====== LISTING ======
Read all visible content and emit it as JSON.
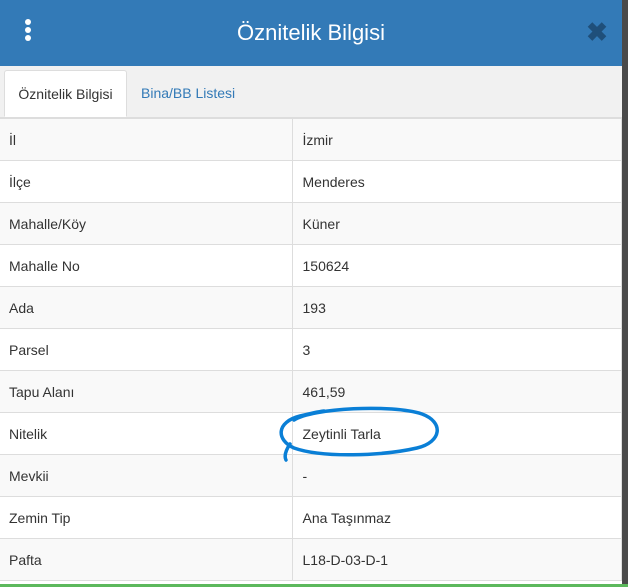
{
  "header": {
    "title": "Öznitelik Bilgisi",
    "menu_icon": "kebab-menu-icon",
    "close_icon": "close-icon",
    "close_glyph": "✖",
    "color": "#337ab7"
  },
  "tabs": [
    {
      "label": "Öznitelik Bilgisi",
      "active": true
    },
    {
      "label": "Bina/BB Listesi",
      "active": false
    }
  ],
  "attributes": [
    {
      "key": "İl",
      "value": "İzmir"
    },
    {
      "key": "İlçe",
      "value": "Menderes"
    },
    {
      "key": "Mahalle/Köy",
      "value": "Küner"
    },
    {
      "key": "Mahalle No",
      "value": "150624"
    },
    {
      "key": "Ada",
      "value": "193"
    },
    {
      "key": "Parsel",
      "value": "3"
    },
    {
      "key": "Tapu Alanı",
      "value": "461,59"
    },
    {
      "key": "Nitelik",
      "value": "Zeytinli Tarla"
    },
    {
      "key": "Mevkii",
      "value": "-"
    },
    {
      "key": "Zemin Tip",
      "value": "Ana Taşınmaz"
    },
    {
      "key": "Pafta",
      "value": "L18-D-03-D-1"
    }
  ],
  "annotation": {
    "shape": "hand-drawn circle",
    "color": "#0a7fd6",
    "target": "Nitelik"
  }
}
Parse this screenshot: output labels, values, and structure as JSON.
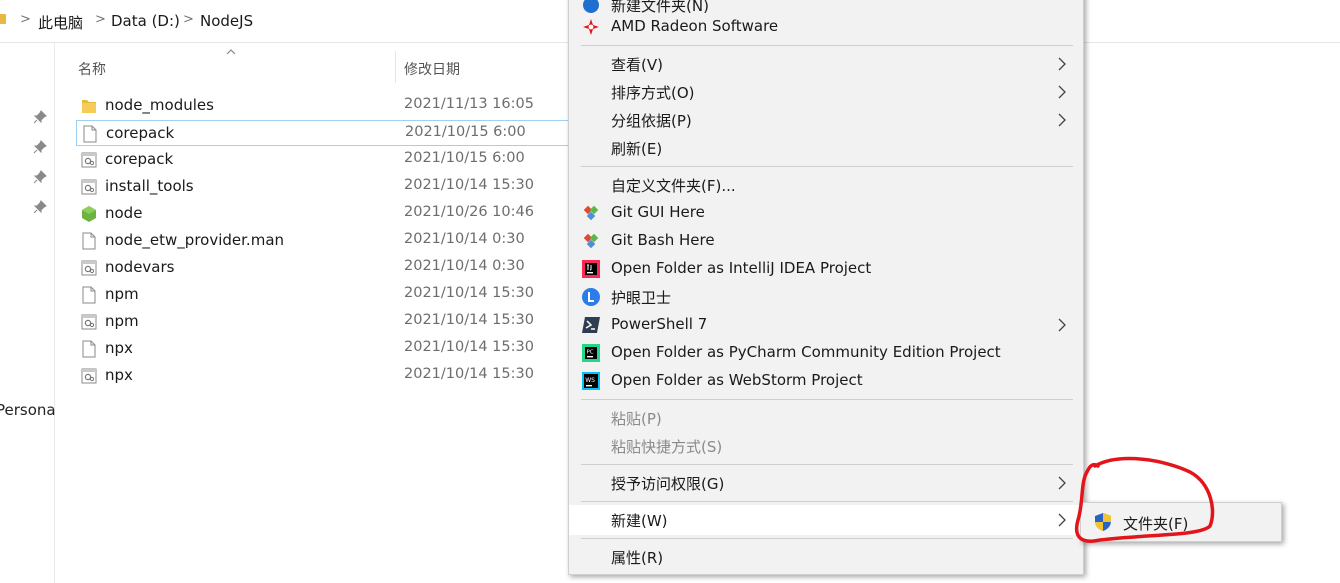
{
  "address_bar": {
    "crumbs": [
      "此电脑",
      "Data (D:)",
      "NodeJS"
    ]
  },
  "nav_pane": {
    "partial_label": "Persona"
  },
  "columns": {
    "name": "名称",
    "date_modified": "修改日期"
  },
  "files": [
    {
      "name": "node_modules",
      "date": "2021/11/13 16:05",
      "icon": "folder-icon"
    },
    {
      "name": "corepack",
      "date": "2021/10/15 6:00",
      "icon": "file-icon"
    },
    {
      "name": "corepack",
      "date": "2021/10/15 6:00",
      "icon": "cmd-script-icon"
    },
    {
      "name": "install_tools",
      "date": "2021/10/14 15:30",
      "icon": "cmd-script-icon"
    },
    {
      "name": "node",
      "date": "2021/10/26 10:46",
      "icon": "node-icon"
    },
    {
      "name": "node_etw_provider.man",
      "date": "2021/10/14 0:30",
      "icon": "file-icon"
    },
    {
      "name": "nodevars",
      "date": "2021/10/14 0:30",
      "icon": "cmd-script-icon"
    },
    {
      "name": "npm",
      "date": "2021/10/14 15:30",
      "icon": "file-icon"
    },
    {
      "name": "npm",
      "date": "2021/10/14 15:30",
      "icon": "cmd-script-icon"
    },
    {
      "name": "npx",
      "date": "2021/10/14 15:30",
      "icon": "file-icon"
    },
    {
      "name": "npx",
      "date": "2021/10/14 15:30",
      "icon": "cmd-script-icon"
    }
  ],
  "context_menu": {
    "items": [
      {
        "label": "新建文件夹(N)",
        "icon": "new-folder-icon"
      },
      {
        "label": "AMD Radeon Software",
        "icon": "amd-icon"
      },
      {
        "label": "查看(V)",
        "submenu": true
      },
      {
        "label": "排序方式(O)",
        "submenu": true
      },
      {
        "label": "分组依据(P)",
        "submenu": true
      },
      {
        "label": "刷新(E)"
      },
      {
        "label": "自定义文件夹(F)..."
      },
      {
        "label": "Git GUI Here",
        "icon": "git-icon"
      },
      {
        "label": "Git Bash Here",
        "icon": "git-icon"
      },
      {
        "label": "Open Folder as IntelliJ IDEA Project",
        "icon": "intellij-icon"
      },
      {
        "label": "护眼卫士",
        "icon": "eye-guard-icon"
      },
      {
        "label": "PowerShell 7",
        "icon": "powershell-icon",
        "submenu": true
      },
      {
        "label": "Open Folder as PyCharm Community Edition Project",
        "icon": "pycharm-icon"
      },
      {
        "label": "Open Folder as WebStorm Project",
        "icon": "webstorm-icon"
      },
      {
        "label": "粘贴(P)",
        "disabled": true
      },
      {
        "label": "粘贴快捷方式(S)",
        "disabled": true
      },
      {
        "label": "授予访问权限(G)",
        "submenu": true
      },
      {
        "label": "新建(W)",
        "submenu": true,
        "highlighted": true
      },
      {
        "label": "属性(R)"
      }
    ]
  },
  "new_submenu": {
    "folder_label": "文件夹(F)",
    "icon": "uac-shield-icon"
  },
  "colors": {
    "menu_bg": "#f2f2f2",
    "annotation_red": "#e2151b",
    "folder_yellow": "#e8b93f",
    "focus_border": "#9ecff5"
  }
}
======
__PROBLEM STATEMENT__
Make an exact copy of the listing above. Do not include the pictures.

__EXERCISE RESPONSE__
Read all visible content and emit it as JSON.
{
  "header": {
    "title": "Öznitelik Bilgisi",
    "menu_icon": "kebab-menu-icon",
    "close_icon": "close-icon",
    "close_glyph": "✖",
    "color": "#337ab7"
  },
  "tabs": [
    {
      "label": "Öznitelik Bilgisi",
      "active": true
    },
    {
      "label": "Bina/BB Listesi",
      "active": false
    }
  ],
  "attributes": [
    {
      "key": "İl",
      "value": "İzmir"
    },
    {
      "key": "İlçe",
      "value": "Menderes"
    },
    {
      "key": "Mahalle/Köy",
      "value": "Küner"
    },
    {
      "key": "Mahalle No",
      "value": "150624"
    },
    {
      "key": "Ada",
      "value": "193"
    },
    {
      "key": "Parsel",
      "value": "3"
    },
    {
      "key": "Tapu Alanı",
      "value": "461,59"
    },
    {
      "key": "Nitelik",
      "value": "Zeytinli Tarla"
    },
    {
      "key": "Mevkii",
      "value": "-"
    },
    {
      "key": "Zemin Tip",
      "value": "Ana Taşınmaz"
    },
    {
      "key": "Pafta",
      "value": "L18-D-03-D-1"
    }
  ],
  "annotation": {
    "shape": "hand-drawn circle",
    "color": "#0a7fd6",
    "target": "Nitelik"
  }
}
Parse this screenshot: output labels, values, and structure as JSON.
{
  "address_bar": {
    "crumbs": [
      "此电脑",
      "Data (D:)",
      "NodeJS"
    ]
  },
  "nav_pane": {
    "partial_label": "Persona"
  },
  "columns": {
    "name": "名称",
    "date_modified": "修改日期"
  },
  "files": [
    {
      "name": "node_modules",
      "date": "2021/11/13 16:05",
      "icon": "folder-icon"
    },
    {
      "name": "corepack",
      "date": "2021/10/15 6:00",
      "icon": "file-icon"
    },
    {
      "name": "corepack",
      "date": "2021/10/15 6:00",
      "icon": "cmd-script-icon"
    },
    {
      "name": "install_tools",
      "date": "2021/10/14 15:30",
      "icon": "cmd-script-icon"
    },
    {
      "name": "node",
      "date": "2021/10/26 10:46",
      "icon": "node-icon"
    },
    {
      "name": "node_etw_provider.man",
      "date": "2021/10/14 0:30",
      "icon": "file-icon"
    },
    {
      "name": "nodevars",
      "date": "2021/10/14 0:30",
      "icon": "cmd-script-icon"
    },
    {
      "name": "npm",
      "date": "2021/10/14 15:30",
      "icon": "file-icon"
    },
    {
      "name": "npm",
      "date": "2021/10/14 15:30",
      "icon": "cmd-script-icon"
    },
    {
      "name": "npx",
      "date": "2021/10/14 15:30",
      "icon": "file-icon"
    },
    {
      "name": "npx",
      "date": "2021/10/14 15:30",
      "icon": "cmd-script-icon"
    }
  ],
  "context_menu": {
    "items": [
      {
        "label": "新建文件夹(N)",
        "icon": "new-folder-icon"
      },
      {
        "label": "AMD Radeon Software",
        "icon": "amd-icon"
      },
      {
        "label": "查看(V)",
        "submenu": true
      },
      {
        "label": "排序方式(O)",
        "submenu": true
      },
      {
        "label": "分组依据(P)",
        "submenu": true
      },
      {
        "label": "刷新(E)"
      },
      {
        "label": "自定义文件夹(F)..."
      },
      {
        "label": "Git GUI Here",
        "icon": "git-icon"
      },
      {
        "label": "Git Bash Here",
        "icon": "git-icon"
      },
      {
        "label": "Open Folder as IntelliJ IDEA Project",
        "icon": "intellij-icon"
      },
      {
        "label": "护眼卫士",
        "icon": "eye-guard-icon"
      },
      {
        "label": "PowerShell 7",
        "icon": "powershell-icon",
        "submenu": true
      },
      {
        "label": "Open Folder as PyCharm Community Edition Project",
        "icon": "pycharm-icon"
      },
      {
        "label": "Open Folder as WebStorm Project",
        "icon": "webstorm-icon"
      },
      {
        "label": "粘贴(P)",
        "disabled": true
      },
      {
        "label": "粘贴快捷方式(S)",
        "disabled": true
      },
      {
        "label": "授予访问权限(G)",
        "submenu": true
      },
      {
        "label": "新建(W)",
        "submenu": true,
        "highlighted": true
      },
      {
        "label": "属性(R)"
      }
    ]
  },
  "new_submenu": {
    "folder_label": "文件夹(F)",
    "icon": "uac-shield-icon"
  },
  "colors": {
    "menu_bg": "#f2f2f2",
    "annotation_red": "#e2151b",
    "folder_yellow": "#e8b93f",
    "focus_border": "#9ecff5"
  }
}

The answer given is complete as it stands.